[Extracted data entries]
####

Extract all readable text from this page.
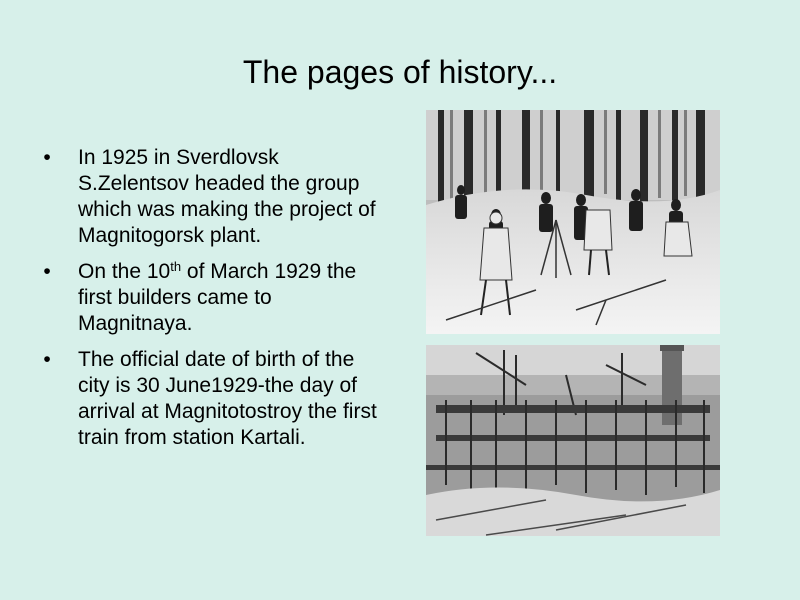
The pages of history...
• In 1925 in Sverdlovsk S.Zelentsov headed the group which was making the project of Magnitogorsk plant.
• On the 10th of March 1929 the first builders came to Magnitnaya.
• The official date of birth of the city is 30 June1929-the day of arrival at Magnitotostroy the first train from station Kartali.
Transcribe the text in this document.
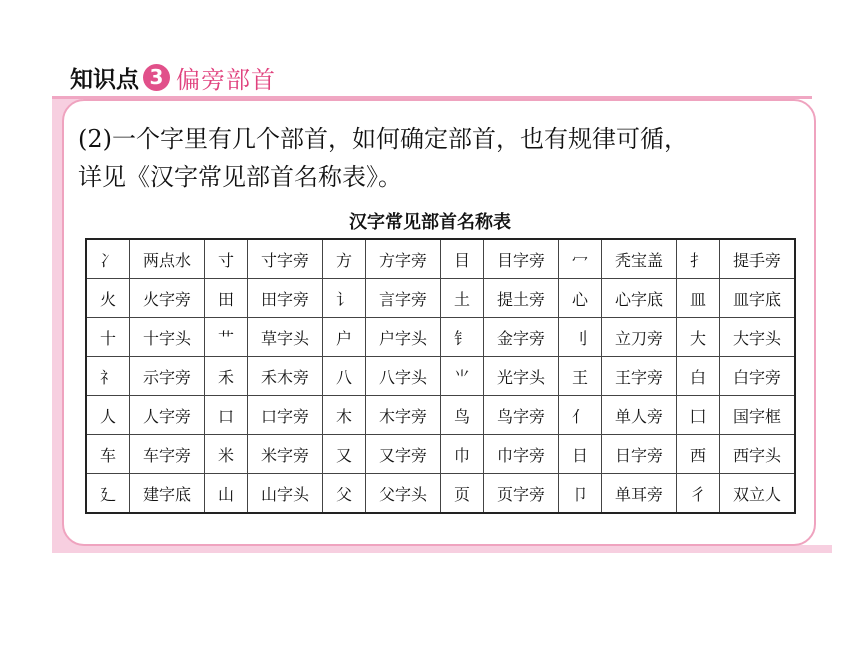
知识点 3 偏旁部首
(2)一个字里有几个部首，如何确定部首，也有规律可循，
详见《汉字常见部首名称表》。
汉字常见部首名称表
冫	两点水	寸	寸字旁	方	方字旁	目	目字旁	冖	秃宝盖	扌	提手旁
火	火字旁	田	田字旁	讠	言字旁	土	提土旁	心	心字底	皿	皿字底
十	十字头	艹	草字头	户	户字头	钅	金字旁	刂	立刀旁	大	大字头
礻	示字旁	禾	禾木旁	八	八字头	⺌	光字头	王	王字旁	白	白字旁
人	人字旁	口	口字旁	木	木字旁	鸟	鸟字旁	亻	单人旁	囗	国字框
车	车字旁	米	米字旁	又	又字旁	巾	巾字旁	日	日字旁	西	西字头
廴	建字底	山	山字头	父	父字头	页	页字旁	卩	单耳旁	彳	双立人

####

Write out, exactly, each line from the one containing "Transcribe the text in this document." down to the final line of the data above. Both of those lines count, and the pictures are left out.

Solution to this task:
Transcribe the text in this document.
知识点 3 偏旁部首
(2)一个字里有几个部首，如何确定部首，也有规律可循，
详见《汉字常见部首名称表》。
汉字常见部首名称表
冫	两点水	寸	寸字旁	方	方字旁	目	目字旁	冖	秃宝盖	扌	提手旁
火	火字旁	田	田字旁	讠	言字旁	土	提土旁	心	心字底	皿	皿字底
十	十字头	艹	草字头	户	户字头	钅	金字旁	刂	立刀旁	大	大字头
礻	示字旁	禾	禾木旁	八	八字头	⺌	光字头	王	王字旁	白	白字旁
人	人字旁	口	口字旁	木	木字旁	鸟	鸟字旁	亻	单人旁	囗	国字框
车	车字旁	米	米字旁	又	又字旁	巾	巾字旁	日	日字旁	西	西字头
廴	建字底	山	山字头	父	父字头	页	页字旁	卩	单耳旁	彳	双立人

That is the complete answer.